• [WHAT TO PRODUCE]: Write out the entries verbatim and leave the images out of the copy.

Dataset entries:
•••

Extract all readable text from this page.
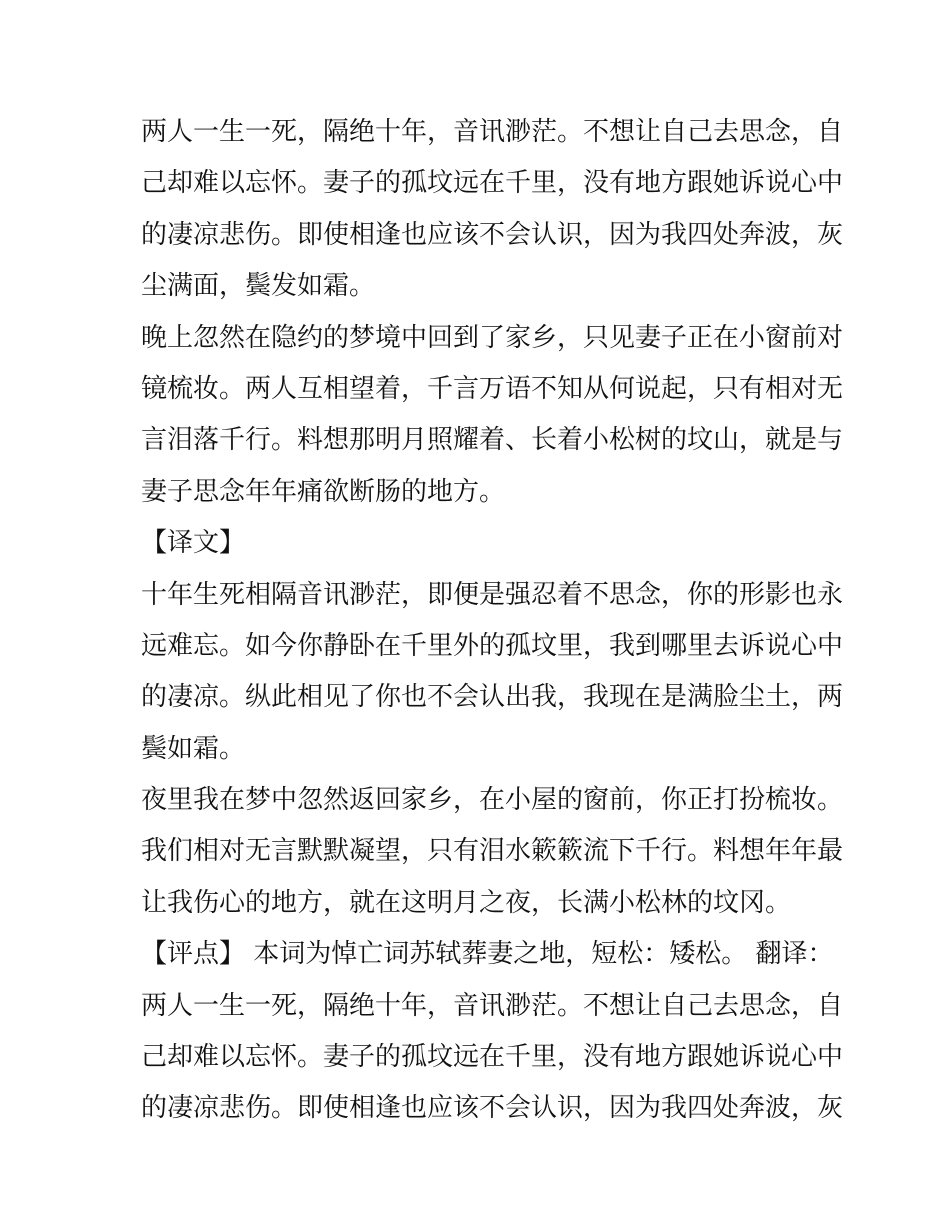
两人一生一死，隔绝十年，音讯渺茫。不想让自己去思念，自
己却难以忘怀。妻子的孤坟远在千里，没有地方跟她诉说心中
的凄凉悲伤。即使相逢也应该不会认识，因为我四处奔波，灰
尘满面，鬓发如霜。
晚上忽然在隐约的梦境中回到了家乡，只见妻子正在小窗前对
镜梳妆。两人互相望着，千言万语不知从何说起，只有相对无
言泪落千行。料想那明月照耀着、长着小松树的坟山，就是与
妻子思念年年痛欲断肠的地方。
【译文】
十年生死相隔音讯渺茫，即便是强忍着不思念，你的形影也永
远难忘。如今你静卧在千里外的孤坟里，我到哪里去诉说心中
的凄凉。纵此相见了你也不会认出我，我现在是满脸尘土，两
鬓如霜。
夜里我在梦中忽然返回家乡，在小屋的窗前，你正打扮梳妆。
我们相对无言默默凝望，只有泪水簌簌流下千行。料想年年最
让我伤心的地方，就在这明月之夜，长满小松林的坟冈。
【评点】 本词为悼亡词苏轼葬妻之地，短松：矮松。 翻译：
两人一生一死，隔绝十年，音讯渺茫。不想让自己去思念，自
己却难以忘怀。妻子的孤坟远在千里，没有地方跟她诉说心中
的凄凉悲伤。即使相逢也应该不会认识，因为我四处奔波，灰
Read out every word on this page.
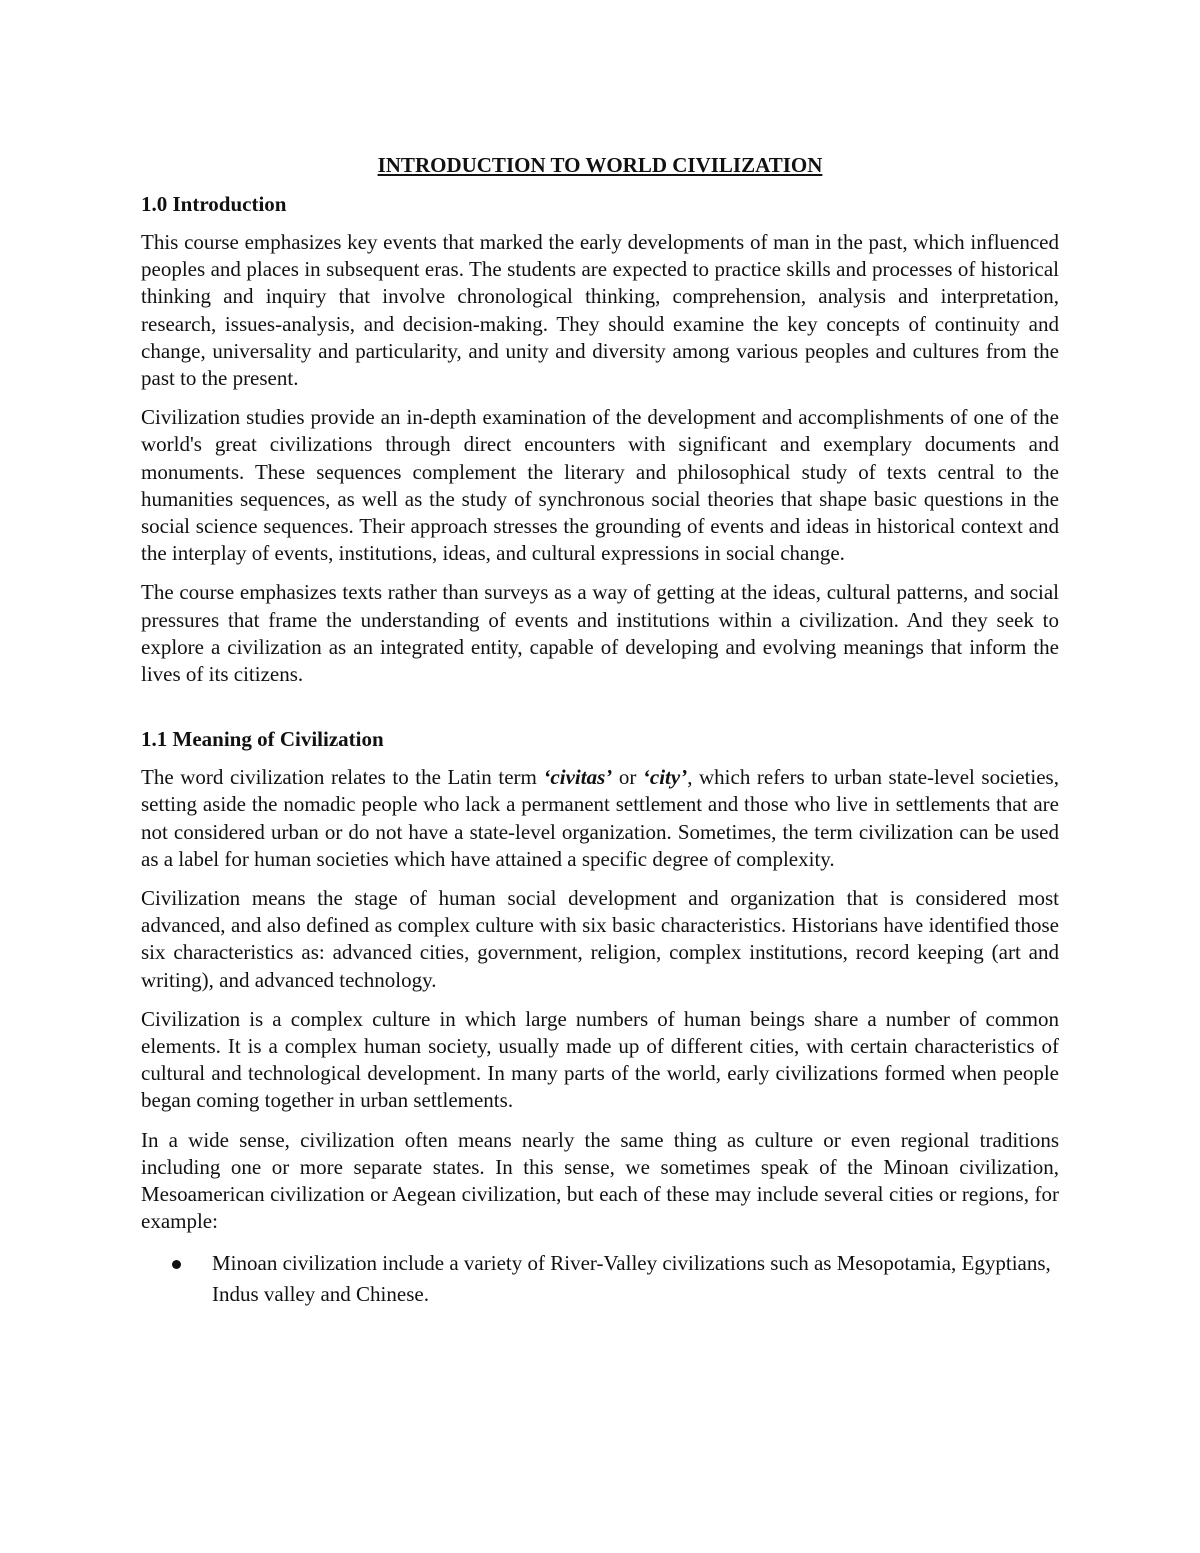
INTRODUCTION TO WORLD CIVILIZATION
1.0 Introduction

This course emphasizes key events that marked the early developments of man in the past, which influenced peoples and places in subsequent eras. The students are expected to practice skills and processes of historical thinking and inquiry that involve chronological thinking, comprehension, analysis and interpretation, research, issues-analysis, and decision-making. They should examine the key concepts of continuity and change, universality and particularity, and unity and diversity among various peoples and cultures from the past to the present.

Civilization studies provide an in-depth examination of the development and accomplishments of one of the world's great civilizations through direct encounters with significant and exemplary documents and monuments. These sequences complement the literary and philosophical study of texts central to the humanities sequences, as well as the study of synchronous social theories that shape basic questions in the social science sequences. Their approach stresses the grounding of events and ideas in historical context and the interplay of events, institutions, ideas, and cultural expressions in social change.

The course emphasizes texts rather than surveys as a way of getting at the ideas, cultural patterns, and social pressures that frame the understanding of events and institutions within a civilization. And they seek to explore a civilization as an integrated entity, capable of developing and evolving meanings that inform the lives of its citizens.

1.1 Meaning of Civilization

The word civilization relates to the Latin term ‘civitas’ or ‘city’, which refers to urban state-level societies, setting aside the nomadic people who lack a permanent settlement and those who live in settlements that are not considered urban or do not have a state-level organization. Sometimes, the term civilization can be used as a label for human societies which have attained a specific degree of complexity.

Civilization means the stage of human social development and organization that is considered most advanced, and also defined as complex culture with six basic characteristics. Historians have identified those six characteristics as: advanced cities, government, religion, complex institutions, record keeping (art and writing), and advanced technology.

Civilization is a complex culture in which large numbers of human beings share a number of common elements. It is a complex human society, usually made up of different cities, with certain characteristics of cultural and technological development. In many parts of the world, early civilizations formed when people began coming together in urban settlements.

In a wide sense, civilization often means nearly the same thing as culture or even regional traditions including one or more separate states. In this sense, we sometimes speak of the Minoan civilization, Mesoamerican civilization or Aegean civilization, but each of these may include several cities or regions, for example:

Minoan civilization include a variety of River-Valley civilizations such as Mesopotamia, Egyptians, Indus valley and Chinese.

•••

• [ANSWER TO THIS TASK]:
Extract all readable text from this page.
两人一生一死，隔绝十年，音讯渺茫。不想让自己去思念，自
己却难以忘怀。妻子的孤坟远在千里，没有地方跟她诉说心中
的凄凉悲伤。即使相逢也应该不会认识，因为我四处奔波，灰
尘满面，鬓发如霜。
晚上忽然在隐约的梦境中回到了家乡，只见妻子正在小窗前对
镜梳妆。两人互相望着，千言万语不知从何说起，只有相对无
言泪落千行。料想那明月照耀着、长着小松树的坟山，就是与
妻子思念年年痛欲断肠的地方。
【译文】
十年生死相隔音讯渺茫，即便是强忍着不思念，你的形影也永
远难忘。如今你静卧在千里外的孤坟里，我到哪里去诉说心中
的凄凉。纵此相见了你也不会认出我，我现在是满脸尘土，两
鬓如霜。
夜里我在梦中忽然返回家乡，在小屋的窗前，你正打扮梳妆。
我们相对无言默默凝望，只有泪水簌簌流下千行。料想年年最
让我伤心的地方，就在这明月之夜，长满小松林的坟冈。
【评点】 本词为悼亡词苏轼葬妻之地，短松：矮松。 翻译：
两人一生一死，隔绝十年，音讯渺茫。不想让自己去思念，自
己却难以忘怀。妻子的孤坟远在千里，没有地方跟她诉说心中
的凄凉悲伤。即使相逢也应该不会认识，因为我四处奔波，灰
Read out every word on this page.
INTRODUCTION TO WORLD CIVILIZATION
1.0 Introduction

This course emphasizes key events that marked the early developments of man in the past, which influenced peoples and places in subsequent eras. The students are expected to practice skills and processes of historical thinking and inquiry that involve chronological thinking, comprehension, analysis and interpretation, research, issues-analysis, and decision-making. They should examine the key concepts of continuity and change, universality and particularity, and unity and diversity among various peoples and cultures from the past to the present.

Civilization studies provide an in-depth examination of the development and accomplishments of one of the world's great civilizations through direct encounters with significant and exemplary documents and monuments. These sequences complement the literary and philosophical study of texts central to the humanities sequences, as well as the study of synchronous social theories that shape basic questions in the social science sequences. Their approach stresses the grounding of events and ideas in historical context and the interplay of events, institutions, ideas, and cultural expressions in social change.

The course emphasizes texts rather than surveys as a way of getting at the ideas, cultural patterns, and social pressures that frame the understanding of events and institutions within a civilization. And they seek to explore a civilization as an integrated entity, capable of developing and evolving meanings that inform the lives of its citizens.

1.1 Meaning of Civilization

The word civilization relates to the Latin term ‘civitas’ or ‘city’, which refers to urban state-level societies, setting aside the nomadic people who lack a permanent settlement and those who live in settlements that are not considered urban or do not have a state-level organization. Sometimes, the term civilization can be used as a label for human societies which have attained a specific degree of complexity.

Civilization means the stage of human social development and organization that is considered most advanced, and also defined as complex culture with six basic characteristics. Historians have identified those six characteristics as: advanced cities, government, religion, complex institutions, record keeping (art and writing), and advanced technology.

Civilization is a complex culture in which large numbers of human beings share a number of common elements. It is a complex human society, usually made up of different cities, with certain characteristics of cultural and technological development. In many parts of the world, early civilizations formed when people began coming together in urban settlements.

In a wide sense, civilization often means nearly the same thing as culture or even regional traditions including one or more separate states. In this sense, we sometimes speak of the Minoan civilization, Mesoamerican civilization or Aegean civilization, but each of these may include several cities or regions, for example:

Minoan civilization include a variety of River-Valley civilizations such as Mesopotamia, Egyptians, Indus valley and Chinese.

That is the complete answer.